Rewrite part of the records below as a Markdown table with the columns Row and Line. Begin at the line that contains "Patent image size: (478, 413).", stop after the line that contains "The write laser 1 is at (244, 147).", number each row, and leave out blank lines.

[Stored entries]
— START —

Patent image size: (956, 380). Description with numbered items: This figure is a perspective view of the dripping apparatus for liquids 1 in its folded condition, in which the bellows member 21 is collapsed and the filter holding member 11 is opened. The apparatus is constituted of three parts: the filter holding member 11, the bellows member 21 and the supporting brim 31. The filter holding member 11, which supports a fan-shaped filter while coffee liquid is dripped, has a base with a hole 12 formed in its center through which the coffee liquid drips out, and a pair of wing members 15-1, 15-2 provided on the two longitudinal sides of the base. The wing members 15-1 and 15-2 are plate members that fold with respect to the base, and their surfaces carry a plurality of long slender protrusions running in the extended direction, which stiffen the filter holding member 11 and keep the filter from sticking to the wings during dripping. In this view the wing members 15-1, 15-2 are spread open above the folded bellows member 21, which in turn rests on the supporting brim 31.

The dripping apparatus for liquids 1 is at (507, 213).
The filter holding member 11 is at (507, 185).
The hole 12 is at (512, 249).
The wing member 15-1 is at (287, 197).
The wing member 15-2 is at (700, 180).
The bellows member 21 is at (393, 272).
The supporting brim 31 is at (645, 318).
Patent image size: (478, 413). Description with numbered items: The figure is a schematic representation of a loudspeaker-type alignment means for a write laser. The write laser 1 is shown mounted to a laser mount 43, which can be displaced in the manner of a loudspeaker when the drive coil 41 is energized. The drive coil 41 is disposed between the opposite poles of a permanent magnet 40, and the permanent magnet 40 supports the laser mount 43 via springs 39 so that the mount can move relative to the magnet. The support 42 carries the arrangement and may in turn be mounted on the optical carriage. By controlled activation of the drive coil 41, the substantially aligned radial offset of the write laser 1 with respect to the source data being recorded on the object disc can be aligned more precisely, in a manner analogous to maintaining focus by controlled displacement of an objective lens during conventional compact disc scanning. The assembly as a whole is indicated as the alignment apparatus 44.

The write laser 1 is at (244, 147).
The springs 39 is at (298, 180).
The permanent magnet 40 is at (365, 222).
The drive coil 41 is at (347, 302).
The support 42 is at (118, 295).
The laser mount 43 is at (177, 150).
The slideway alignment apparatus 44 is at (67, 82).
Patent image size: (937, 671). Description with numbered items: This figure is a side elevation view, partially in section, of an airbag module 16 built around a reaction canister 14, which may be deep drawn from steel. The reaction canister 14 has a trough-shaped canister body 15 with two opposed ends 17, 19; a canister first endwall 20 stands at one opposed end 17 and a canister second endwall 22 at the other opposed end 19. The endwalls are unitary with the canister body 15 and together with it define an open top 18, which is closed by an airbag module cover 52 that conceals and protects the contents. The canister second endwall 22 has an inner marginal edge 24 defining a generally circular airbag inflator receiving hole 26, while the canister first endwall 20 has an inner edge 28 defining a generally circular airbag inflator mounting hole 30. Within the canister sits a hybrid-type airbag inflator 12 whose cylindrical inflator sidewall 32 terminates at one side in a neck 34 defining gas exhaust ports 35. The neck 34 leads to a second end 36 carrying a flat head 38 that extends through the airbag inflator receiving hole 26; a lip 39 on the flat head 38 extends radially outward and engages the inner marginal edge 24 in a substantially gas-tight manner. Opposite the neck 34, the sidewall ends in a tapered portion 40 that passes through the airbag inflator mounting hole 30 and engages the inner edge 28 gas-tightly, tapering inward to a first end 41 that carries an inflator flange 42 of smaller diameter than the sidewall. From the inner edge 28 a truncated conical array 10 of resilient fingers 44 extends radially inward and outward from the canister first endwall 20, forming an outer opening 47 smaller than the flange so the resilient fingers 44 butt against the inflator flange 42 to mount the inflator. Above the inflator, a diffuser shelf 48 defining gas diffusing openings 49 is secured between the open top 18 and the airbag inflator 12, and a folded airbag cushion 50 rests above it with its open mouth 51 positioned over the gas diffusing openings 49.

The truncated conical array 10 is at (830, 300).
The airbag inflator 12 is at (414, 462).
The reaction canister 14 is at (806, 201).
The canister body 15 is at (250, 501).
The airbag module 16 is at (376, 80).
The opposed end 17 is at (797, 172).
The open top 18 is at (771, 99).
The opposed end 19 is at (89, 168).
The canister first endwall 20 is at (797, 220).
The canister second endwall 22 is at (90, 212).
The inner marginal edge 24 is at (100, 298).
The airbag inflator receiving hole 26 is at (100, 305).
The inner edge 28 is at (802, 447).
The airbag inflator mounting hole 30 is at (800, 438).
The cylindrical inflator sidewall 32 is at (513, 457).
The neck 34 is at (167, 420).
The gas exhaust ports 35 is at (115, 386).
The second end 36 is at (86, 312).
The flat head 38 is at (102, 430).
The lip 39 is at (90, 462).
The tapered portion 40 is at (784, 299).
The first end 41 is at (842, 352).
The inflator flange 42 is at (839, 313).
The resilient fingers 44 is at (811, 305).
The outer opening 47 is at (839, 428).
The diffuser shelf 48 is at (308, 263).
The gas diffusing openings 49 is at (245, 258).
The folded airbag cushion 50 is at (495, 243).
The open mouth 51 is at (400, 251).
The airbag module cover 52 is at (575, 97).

— END —

--- Full output ---
| Row | Line |
|---|---|
| 1 | Patent image size: (478, 413). Description with numbered items: The figure is a schematic representation of a loudspeaker-type alignment means for a write laser. The write laser 1 is shown mounted to a laser mount 43, which can be displaced in the manner of a loudspeaker when the drive coil 41 is energized. The drive coil 41 is disposed between the opposite poles of a permanent magnet 40, and the permanent magnet 40 supports the laser mount 43 via springs 39 so that the mount can move relative to the magnet. The support 42 carries the arrangement and may in turn be mounted on the optical carriage. By controlled activation of the drive coil 41, the substantially aligned radial offset of the write laser 1 with respect to the source data being recorded on the object disc can be aligned more precisely, in a manner analogous to maintaining focus by controlled displacement of an objective lens during conventional compact disc scanning. The assembly as a whole is indicated as the alignment apparatus 44. |
| 2 | The write laser 1 is at (244, 147). |